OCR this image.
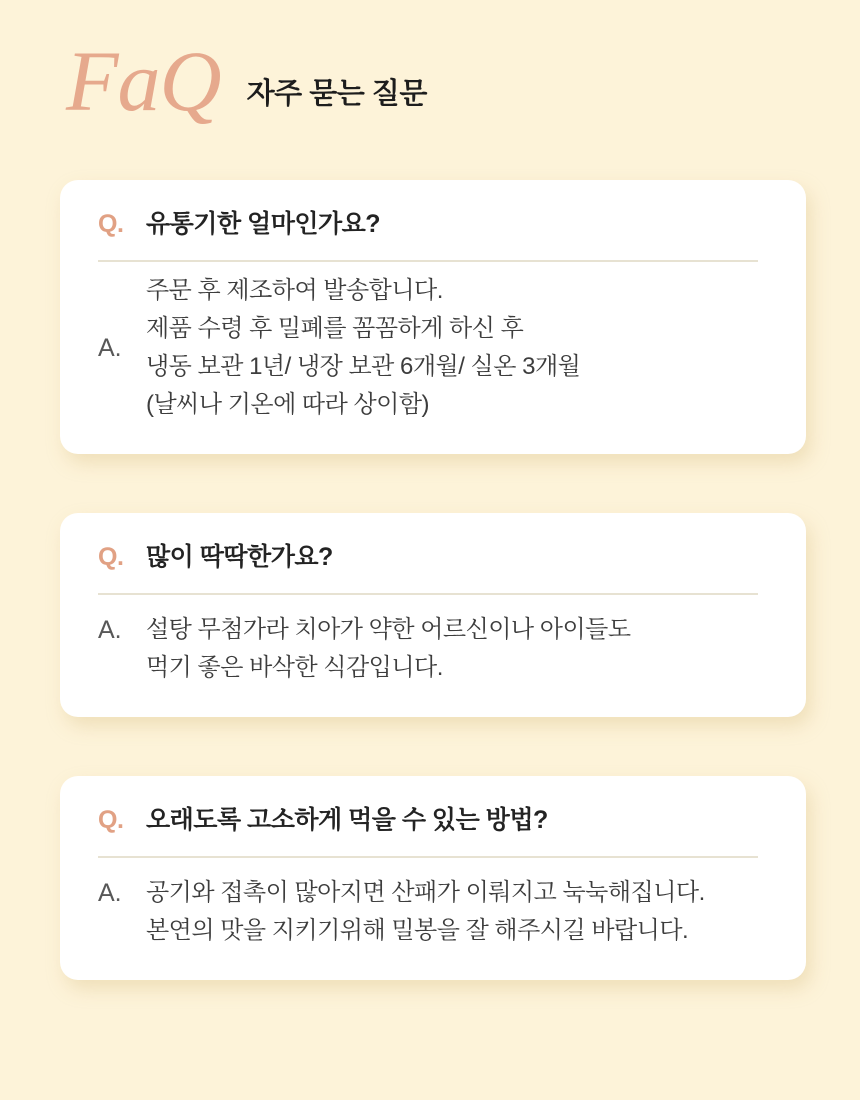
FaQ 자주 묻는 질문
Q. 유통기한 얼마인가요?
A.
주문 후 제조하여 발송합니다.
제품 수령 후 밀폐를 꼼꼼하게 하신 후
냉동 보관 1년/ 냉장 보관 6개월/ 실온 3개월
(날씨나 기온에 따라 상이함)
Q. 많이 딱딱한가요?
A.	설탕 무첨가라 치아가 약한 어르신이나 아이들도
먹기 좋은 바삭한 식감입니다.
Q. 오래도록 고소하게 먹을 수 있는 방법?
A.	공기와 접촉이 많아지면 산패가 이뤄지고 눅눅해집니다.
본연의 맛을 지키기위해 밀봉을 잘 해주시길 바랍니다.
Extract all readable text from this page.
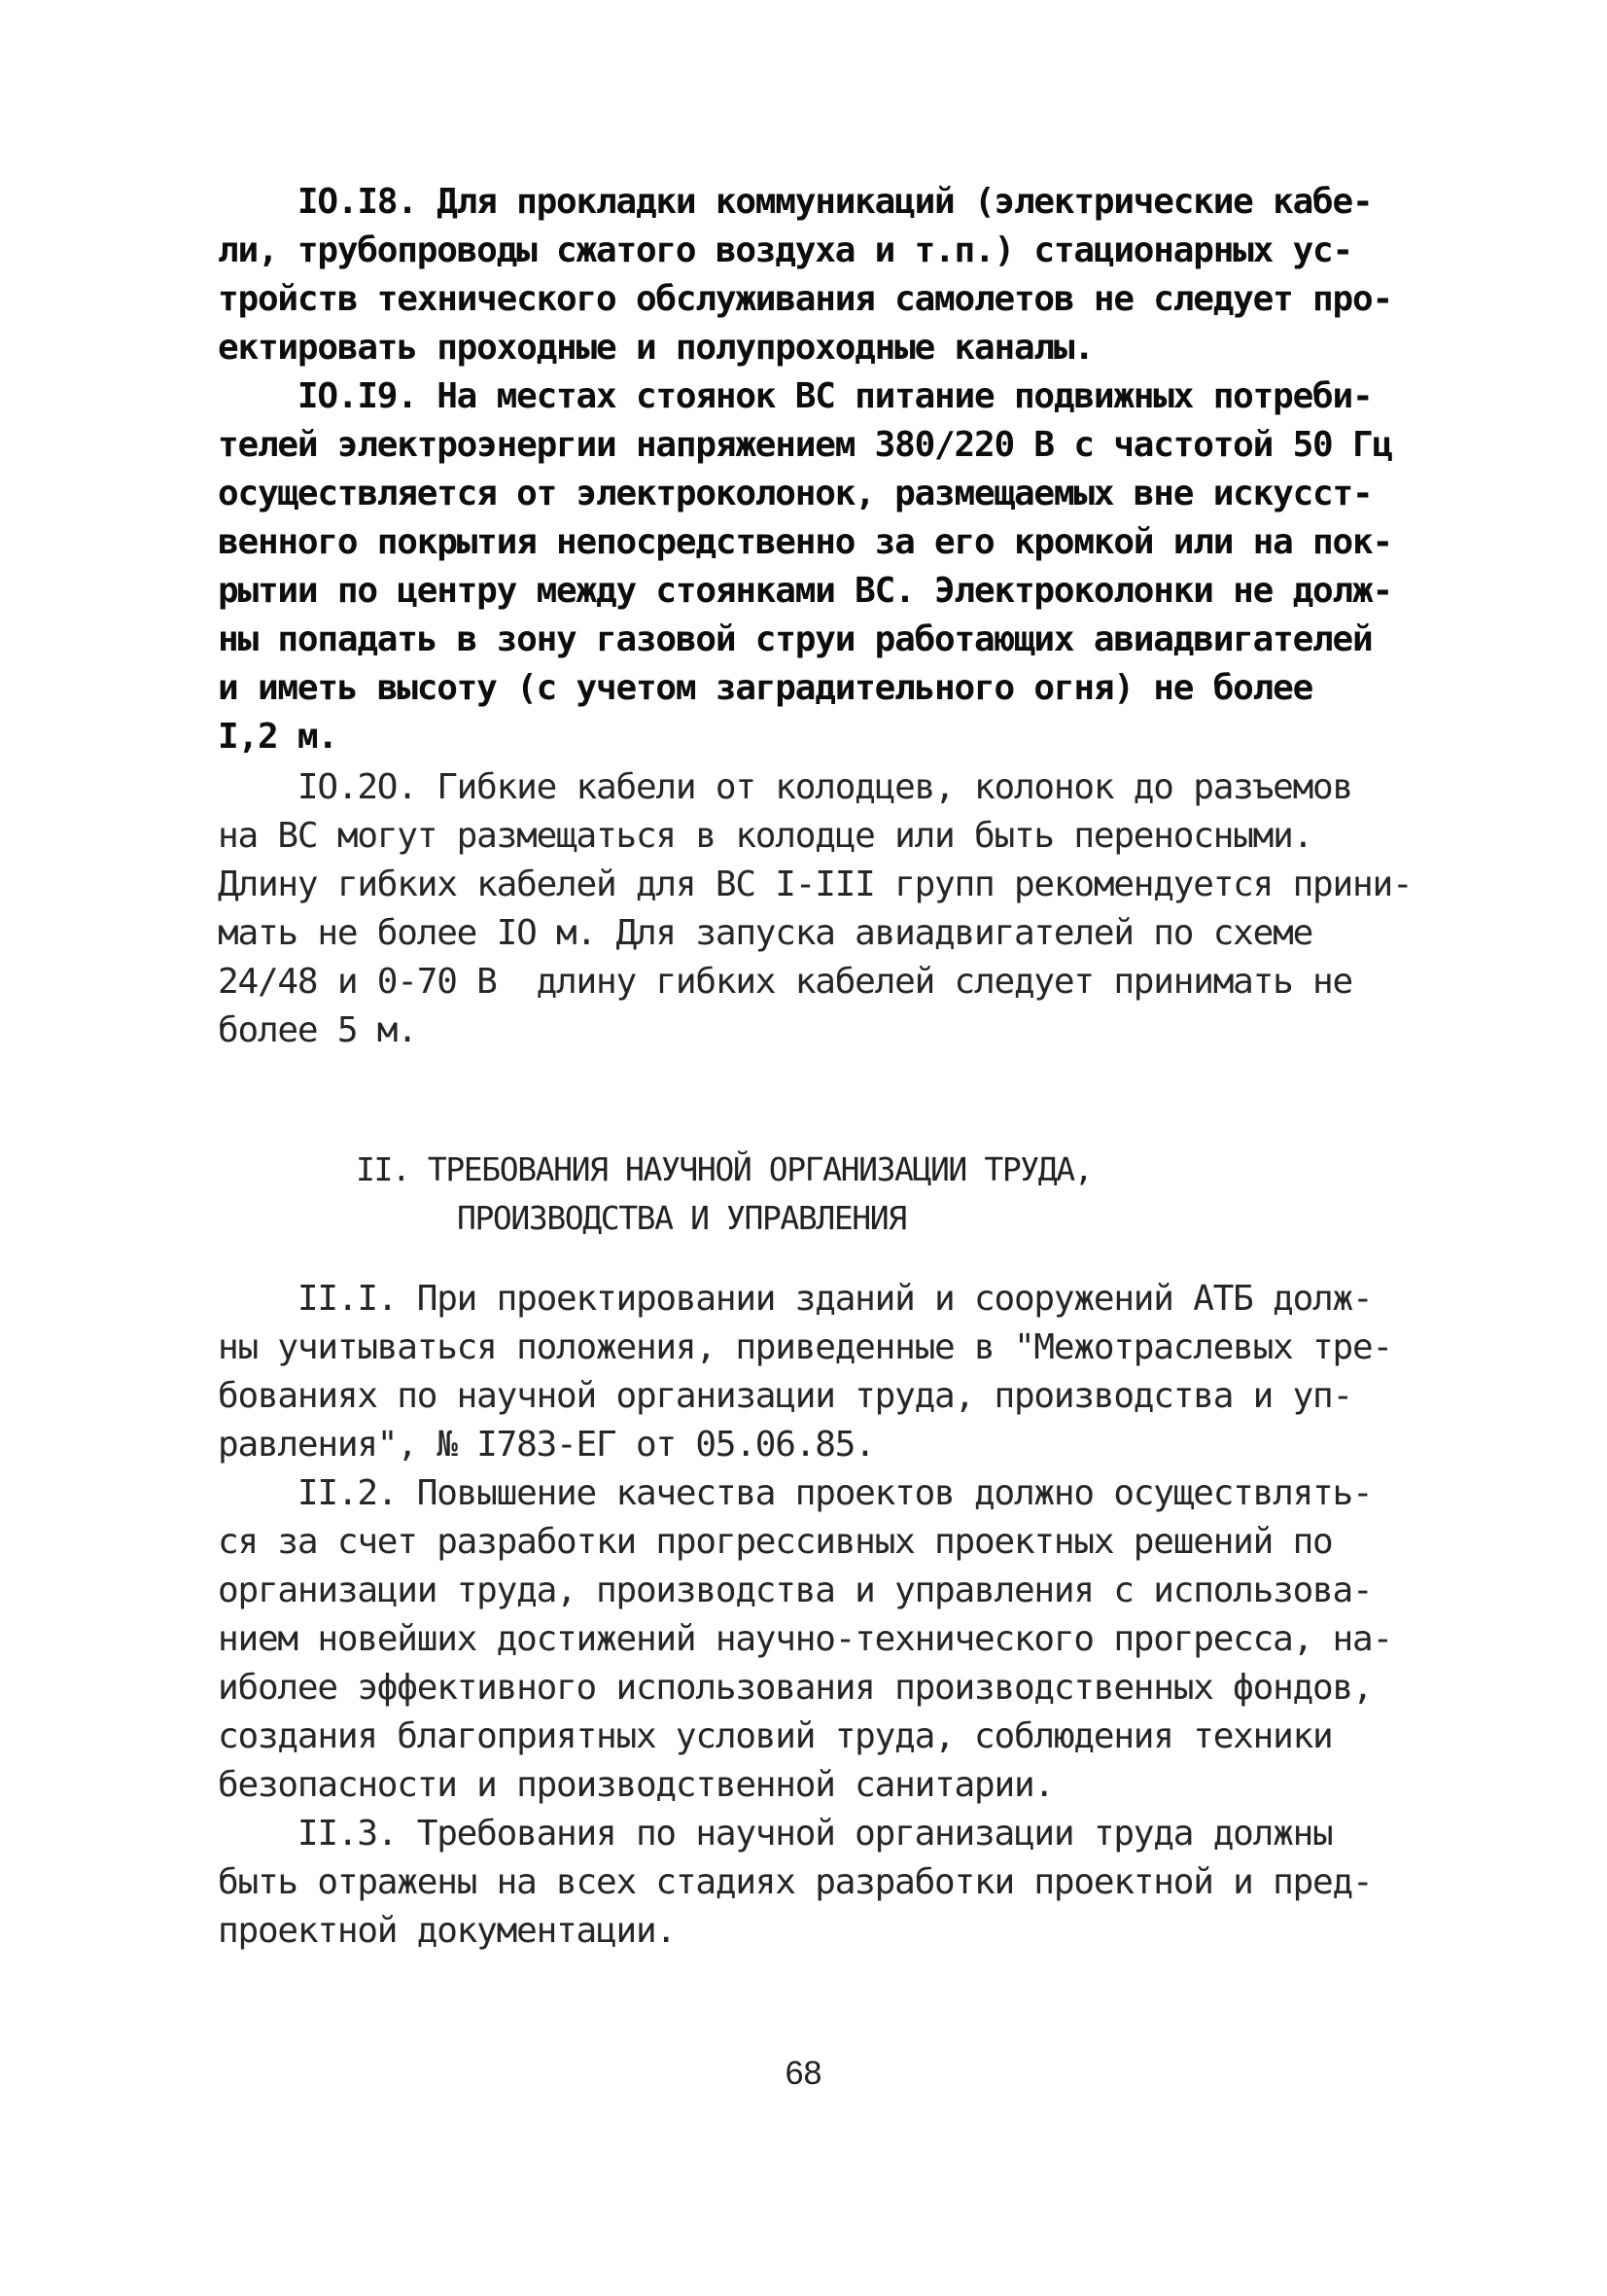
IO.I8. Для прокладки коммуникаций (электрические кабе-
ли, трубопроводы сжатого воздуха и т.п.) стационарных ус-
тройств технического обслуживания самолетов не следует про-
ектировать проходные и полупроходные каналы.
IO.I9. На местах стоянок ВС питание подвижных потреби-
телей электроэнергии напряжением 380/220 В с частотой 50 Гц
осуществляется от электроколонок, размещаемых вне искусст-
венного покрытия непосредственно за его кромкой или на пок-
рытии по центру между стоянками ВС. Электроколонки не долж-
ны попадать в зону газовой струи работающих авиадвигателей
и иметь высоту (с учетом заградительного огня) не более
I,2 м.
IO.2O. Гибкие кабели от колодцев, колонок до разъемов
на ВС могут размещаться в колодце или быть переносными.
Длину гибких кабелей для ВС I-III групп рекомендуется прини-
мать не более IO м. Для запуска авиадвигателей по схеме
24/48 и 0-70 В  длину гибких кабелей следует принимать не
более 5 м.
II. ТРЕБОВАНИЯ НАУЧНОЙ ОРГАНИЗАЦИИ ТРУДА,
ПРОИЗВОДСТВА И УПРАВЛЕНИЯ
II.I. При проектировании зданий и сооружений АТБ долж-
ны учитываться положения, приведенные в "Межотраслевых тре-
бованиях по научной организации труда, производства и уп-
равления", № I783-ЕГ от 05.06.85.
II.2. Повышение качества проектов должно осуществлять-
ся за счет разработки прогрессивных проектных решений по
организации труда, производства и управления с использова-
нием новейших достижений научно-технического прогресса, на-
иболее эффективного использования производственных фондов,
создания благоприятных условий труда, соблюдения техники
безопасности и производственной санитарии.
II.3. Требования по научной организации труда должны
быть отражены на всех стадиях разработки проектной и пред-
проектной документации.
68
------------------------------------------------------------------------
* Written instruction
Scan the lines above for "гибких", then copy every one that has it.

* Written response
Длину гибких кабелей для ВС I-III групп рекомендуется прини-
24/48 и 0-70 В  длину гибких кабелей следует принимать не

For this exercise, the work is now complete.